* EXTRACTED RECORDS *
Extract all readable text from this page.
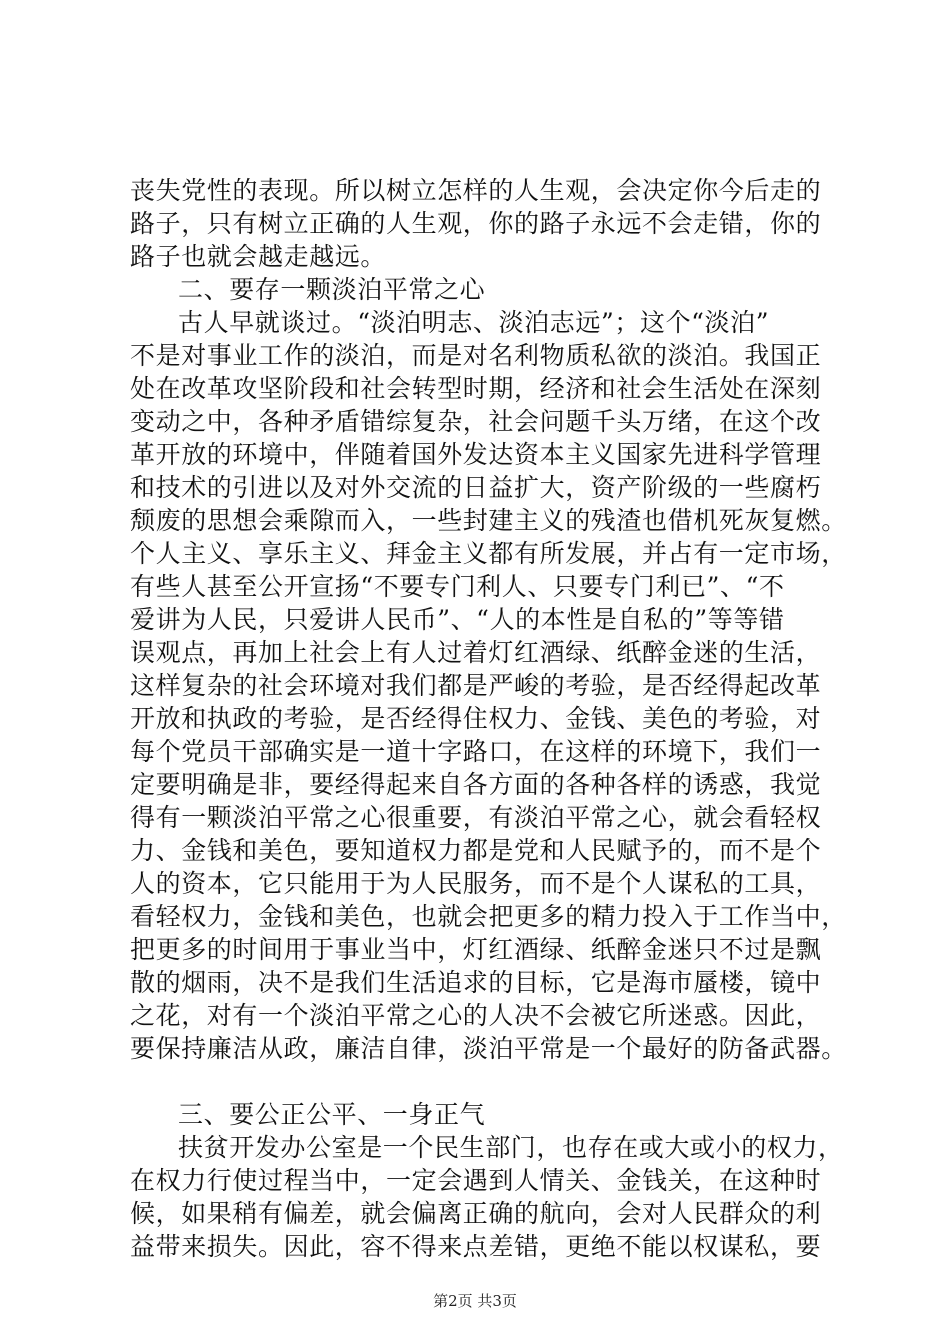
丧失党性的表现。所以树立怎样的人生观，会决定你今后走的
路子，只有树立正确的人生观，你的路子永远不会走错，你的
路子也就会越走越远。
二、要存一颗淡泊平常之心
古人早就谈过。“淡泊明志、淡泊志远”；这个“淡泊”
不是对事业工作的淡泊，而是对名利物质私欲的淡泊。我国正
处在改革攻坚阶段和社会转型时期，经济和社会生活处在深刻
变动之中，各种矛盾错综复杂，社会问题千头万绪，在这个改
革开放的环境中，伴随着国外发达资本主义国家先进科学管理
和技术的引进以及对外交流的日益扩大，资产阶级的一些腐朽
颓废的思想会乘隙而入，一些封建主义的残渣也借机死灰复燃。
个人主义、享乐主义、拜金主义都有所发展，并占有一定市场，
有些人甚至公开宣扬“不要专门利人、只要专门利已”、“不
爱讲为人民，只爱讲人民币”、“人的本性是自私的”等等错
误观点，再加上社会上有人过着灯红酒绿、纸醉金迷的生活，
这样复杂的社会环境对我们都是严峻的考验，是否经得起改革
开放和执政的考验，是否经得住权力、金钱、美色的考验，对
每个党员干部确实是一道十字路口，在这样的环境下，我们一
定要明确是非，要经得起来自各方面的各种各样的诱惑，我觉
得有一颗淡泊平常之心很重要，有淡泊平常之心，就会看轻权
力、金钱和美色，要知道权力都是党和人民赋予的，而不是个
人的资本，它只能用于为人民服务，而不是个人谋私的工具，
看轻权力，金钱和美色，也就会把更多的精力投入于工作当中，
把更多的时间用于事业当中，灯红酒绿、纸醉金迷只不过是飘
散的烟雨，决不是我们生活追求的目标，它是海市蜃楼，镜中
之花，对有一个淡泊平常之心的人决不会被它所迷惑。因此，
要保持廉洁从政，廉洁自律，淡泊平常是一个最好的防备武器。
三、要公正公平、一身正气
扶贫开发办公室是一个民生部门，也存在或大或小的权力，
在权力行使过程当中，一定会遇到人情关、金钱关，在这种时
候，如果稍有偏差，就会偏离正确的航向，会对人民群众的利
益带来损失。因此，容不得来点差错，更绝不能以权谋私，要
第2页 共3页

* PROMPT *
Report only the count of lines that include the string "金钱和美色".

* EXERCISE ANSWER *
2